(Records that describe figures)
------------------------

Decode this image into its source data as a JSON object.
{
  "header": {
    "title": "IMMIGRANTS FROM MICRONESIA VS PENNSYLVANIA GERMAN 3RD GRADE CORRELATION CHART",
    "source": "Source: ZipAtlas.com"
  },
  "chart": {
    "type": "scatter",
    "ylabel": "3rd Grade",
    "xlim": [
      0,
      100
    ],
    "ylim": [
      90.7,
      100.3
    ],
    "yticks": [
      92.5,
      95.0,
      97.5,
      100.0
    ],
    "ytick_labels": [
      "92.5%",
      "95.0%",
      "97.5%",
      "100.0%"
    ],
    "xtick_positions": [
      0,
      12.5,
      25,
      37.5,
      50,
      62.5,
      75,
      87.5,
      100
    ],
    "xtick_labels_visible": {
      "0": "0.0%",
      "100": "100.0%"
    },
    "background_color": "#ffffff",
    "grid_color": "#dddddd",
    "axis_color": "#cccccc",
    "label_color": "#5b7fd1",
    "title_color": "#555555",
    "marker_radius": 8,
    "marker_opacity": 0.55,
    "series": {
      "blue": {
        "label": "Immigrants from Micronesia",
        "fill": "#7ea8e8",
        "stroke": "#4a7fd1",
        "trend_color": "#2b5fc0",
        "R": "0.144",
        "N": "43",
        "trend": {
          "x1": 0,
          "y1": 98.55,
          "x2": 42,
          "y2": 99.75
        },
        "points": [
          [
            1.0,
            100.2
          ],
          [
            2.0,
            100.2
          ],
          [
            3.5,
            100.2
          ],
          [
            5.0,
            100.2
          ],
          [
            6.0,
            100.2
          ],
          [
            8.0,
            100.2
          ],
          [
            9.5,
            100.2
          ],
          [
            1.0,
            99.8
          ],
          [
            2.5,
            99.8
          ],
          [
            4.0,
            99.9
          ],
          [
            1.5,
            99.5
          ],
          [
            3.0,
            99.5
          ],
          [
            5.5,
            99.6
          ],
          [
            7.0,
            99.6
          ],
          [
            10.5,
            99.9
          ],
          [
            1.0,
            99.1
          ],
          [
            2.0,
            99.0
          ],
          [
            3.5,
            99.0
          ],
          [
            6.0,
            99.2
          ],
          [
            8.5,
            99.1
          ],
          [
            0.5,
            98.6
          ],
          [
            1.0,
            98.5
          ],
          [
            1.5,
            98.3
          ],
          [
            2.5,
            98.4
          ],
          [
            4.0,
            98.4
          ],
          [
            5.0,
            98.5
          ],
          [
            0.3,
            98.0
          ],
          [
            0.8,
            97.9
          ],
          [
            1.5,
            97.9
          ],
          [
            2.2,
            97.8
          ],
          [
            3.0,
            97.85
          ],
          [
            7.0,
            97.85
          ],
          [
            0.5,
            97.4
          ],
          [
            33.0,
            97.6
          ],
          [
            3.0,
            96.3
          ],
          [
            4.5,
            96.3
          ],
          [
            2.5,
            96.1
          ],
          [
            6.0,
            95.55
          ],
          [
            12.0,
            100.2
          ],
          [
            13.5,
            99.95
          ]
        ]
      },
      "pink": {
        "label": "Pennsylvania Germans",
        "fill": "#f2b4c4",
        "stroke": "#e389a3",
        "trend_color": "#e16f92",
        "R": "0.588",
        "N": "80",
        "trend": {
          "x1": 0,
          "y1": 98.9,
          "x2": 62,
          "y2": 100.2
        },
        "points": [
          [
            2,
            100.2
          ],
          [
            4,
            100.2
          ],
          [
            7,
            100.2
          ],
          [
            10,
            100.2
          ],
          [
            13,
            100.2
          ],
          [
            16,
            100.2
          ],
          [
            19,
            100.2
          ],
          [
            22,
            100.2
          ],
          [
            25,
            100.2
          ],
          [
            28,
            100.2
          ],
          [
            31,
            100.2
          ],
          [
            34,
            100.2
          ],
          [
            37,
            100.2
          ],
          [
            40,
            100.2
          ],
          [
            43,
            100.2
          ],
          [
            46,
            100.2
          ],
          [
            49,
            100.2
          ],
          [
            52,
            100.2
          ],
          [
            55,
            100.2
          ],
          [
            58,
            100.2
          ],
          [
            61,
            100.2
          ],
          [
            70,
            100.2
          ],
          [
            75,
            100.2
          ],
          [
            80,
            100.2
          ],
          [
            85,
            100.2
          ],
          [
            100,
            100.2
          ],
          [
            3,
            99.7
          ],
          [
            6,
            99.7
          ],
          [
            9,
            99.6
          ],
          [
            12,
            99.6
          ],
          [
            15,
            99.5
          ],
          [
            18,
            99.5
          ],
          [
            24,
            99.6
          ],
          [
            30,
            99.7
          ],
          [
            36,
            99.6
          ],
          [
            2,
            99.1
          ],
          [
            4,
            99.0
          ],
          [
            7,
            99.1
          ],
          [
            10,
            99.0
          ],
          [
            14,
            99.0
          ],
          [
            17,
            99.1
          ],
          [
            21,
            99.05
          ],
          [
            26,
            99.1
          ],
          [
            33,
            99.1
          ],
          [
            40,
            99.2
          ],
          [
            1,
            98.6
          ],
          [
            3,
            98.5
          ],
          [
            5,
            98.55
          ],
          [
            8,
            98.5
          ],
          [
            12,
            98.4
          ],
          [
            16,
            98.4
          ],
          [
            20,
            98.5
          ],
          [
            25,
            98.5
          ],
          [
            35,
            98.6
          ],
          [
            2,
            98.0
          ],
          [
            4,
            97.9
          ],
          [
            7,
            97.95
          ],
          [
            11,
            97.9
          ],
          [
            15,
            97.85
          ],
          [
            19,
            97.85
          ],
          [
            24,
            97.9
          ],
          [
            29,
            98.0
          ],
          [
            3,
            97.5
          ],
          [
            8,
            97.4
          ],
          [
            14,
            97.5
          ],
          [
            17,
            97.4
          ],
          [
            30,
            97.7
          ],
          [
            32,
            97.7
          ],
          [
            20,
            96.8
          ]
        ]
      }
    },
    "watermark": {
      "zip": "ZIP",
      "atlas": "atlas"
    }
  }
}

------------------------

## Directions
Print out every record again, exactly and in full.

## Answer for the task
Decode this image into its source data as a JSON object.
{
  "header": {
    "title": "IMMIGRANTS FROM MICRONESIA VS PENNSYLVANIA GERMAN 3RD GRADE CORRELATION CHART",
    "source": "Source: ZipAtlas.com"
  },
  "chart": {
    "type": "scatter",
    "ylabel": "3rd Grade",
    "xlim": [
      0,
      100
    ],
    "ylim": [
      90.7,
      100.3
    ],
    "yticks": [
      92.5,
      95.0,
      97.5,
      100.0
    ],
    "ytick_labels": [
      "92.5%",
      "95.0%",
      "97.5%",
      "100.0%"
    ],
    "xtick_positions": [
      0,
      12.5,
      25,
      37.5,
      50,
      62.5,
      75,
      87.5,
      100
    ],
    "xtick_labels_visible": {
      "0": "0.0%",
      "100": "100.0%"
    },
    "background_color": "#ffffff",
    "grid_color": "#dddddd",
    "axis_color": "#cccccc",
    "label_color": "#5b7fd1",
    "title_color": "#555555",
    "marker_radius": 8,
    "marker_opacity": 0.55,
    "series": {
      "blue": {
        "label": "Immigrants from Micronesia",
        "fill": "#7ea8e8",
        "stroke": "#4a7fd1",
        "trend_color": "#2b5fc0",
        "R": "0.144",
        "N": "43",
        "trend": {
          "x1": 0,
          "y1": 98.55,
          "x2": 42,
          "y2": 99.75
        },
        "points": [
          [
            1.0,
            100.2
          ],
          [
            2.0,
            100.2
          ],
          [
            3.5,
            100.2
          ],
          [
            5.0,
            100.2
          ],
          [
            6.0,
            100.2
          ],
          [
            8.0,
            100.2
          ],
          [
            9.5,
            100.2
          ],
          [
            1.0,
            99.8
          ],
          [
            2.5,
            99.8
          ],
          [
            4.0,
            99.9
          ],
          [
            1.5,
            99.5
          ],
          [
            3.0,
            99.5
          ],
          [
            5.5,
            99.6
          ],
          [
            7.0,
            99.6
          ],
          [
            10.5,
            99.9
          ],
          [
            1.0,
            99.1
          ],
          [
            2.0,
            99.0
          ],
          [
            3.5,
            99.0
          ],
          [
            6.0,
            99.2
          ],
          [
            8.5,
            99.1
          ],
          [
            0.5,
            98.6
          ],
          [
            1.0,
            98.5
          ],
          [
            1.5,
            98.3
          ],
          [
            2.5,
            98.4
          ],
          [
            4.0,
            98.4
          ],
          [
            5.0,
            98.5
          ],
          [
            0.3,
            98.0
          ],
          [
            0.8,
            97.9
          ],
          [
            1.5,
            97.9
          ],
          [
            2.2,
            97.8
          ],
          [
            3.0,
            97.85
          ],
          [
            7.0,
            97.85
          ],
          [
            0.5,
            97.4
          ],
          [
            33.0,
            97.6
          ],
          [
            3.0,
            96.3
          ],
          [
            4.5,
            96.3
          ],
          [
            2.5,
            96.1
          ],
          [
            6.0,
            95.55
          ],
          [
            12.0,
            100.2
          ],
          [
            13.5,
            99.95
          ]
        ]
      },
      "pink": {
        "label": "Pennsylvania Germans",
        "fill": "#f2b4c4",
        "stroke": "#e389a3",
        "trend_color": "#e16f92",
        "R": "0.588",
        "N": "80",
        "trend": {
          "x1": 0,
          "y1": 98.9,
          "x2": 62,
          "y2": 100.2
        },
        "points": [
          [
            2,
            100.2
          ],
          [
            4,
            100.2
          ],
          [
            7,
            100.2
          ],
          [
            10,
            100.2
          ],
          [
            13,
            100.2
          ],
          [
            16,
            100.2
          ],
          [
            19,
            100.2
          ],
          [
            22,
            100.2
          ],
          [
            25,
            100.2
          ],
          [
            28,
            100.2
          ],
          [
            31,
            100.2
          ],
          [
            34,
            100.2
          ],
          [
            37,
            100.2
          ],
          [
            40,
            100.2
          ],
          [
            43,
            100.2
          ],
          [
            46,
            100.2
          ],
          [
            49,
            100.2
          ],
          [
            52,
            100.2
          ],
          [
            55,
            100.2
          ],
          [
            58,
            100.2
          ],
          [
            61,
            100.2
          ],
          [
            70,
            100.2
          ],
          [
            75,
            100.2
          ],
          [
            80,
            100.2
          ],
          [
            85,
            100.2
          ],
          [
            100,
            100.2
          ],
          [
            3,
            99.7
          ],
          [
            6,
            99.7
          ],
          [
            9,
            99.6
          ],
          [
            12,
            99.6
          ],
          [
            15,
            99.5
          ],
          [
            18,
            99.5
          ],
          [
            24,
            99.6
          ],
          [
            30,
            99.7
          ],
          [
            36,
            99.6
          ],
          [
            2,
            99.1
          ],
          [
            4,
            99.0
          ],
          [
            7,
            99.1
          ],
          [
            10,
            99.0
          ],
          [
            14,
            99.0
          ],
          [
            17,
            99.1
          ],
          [
            21,
            99.05
          ],
          [
            26,
            99.1
          ],
          [
            33,
            99.1
          ],
          [
            40,
            99.2
          ],
          [
            1,
            98.6
          ],
          [
            3,
            98.5
          ],
          [
            5,
            98.55
          ],
          [
            8,
            98.5
          ],
          [
            12,
            98.4
          ],
          [
            16,
            98.4
          ],
          [
            20,
            98.5
          ],
          [
            25,
            98.5
          ],
          [
            35,
            98.6
          ],
          [
            2,
            98.0
          ],
          [
            4,
            97.9
          ],
          [
            7,
            97.95
          ],
          [
            11,
            97.9
          ],
          [
            15,
            97.85
          ],
          [
            19,
            97.85
          ],
          [
            24,
            97.9
          ],
          [
            29,
            98.0
          ],
          [
            3,
            97.5
          ],
          [
            8,
            97.4
          ],
          [
            14,
            97.5
          ],
          [
            17,
            97.4
          ],
          [
            30,
            97.7
          ],
          [
            32,
            97.7
          ],
          [
            20,
            96.8
          ]
        ]
      }
    },
    "watermark": {
      "zip": "ZIP",
      "atlas": "atlas"
    }
  }
}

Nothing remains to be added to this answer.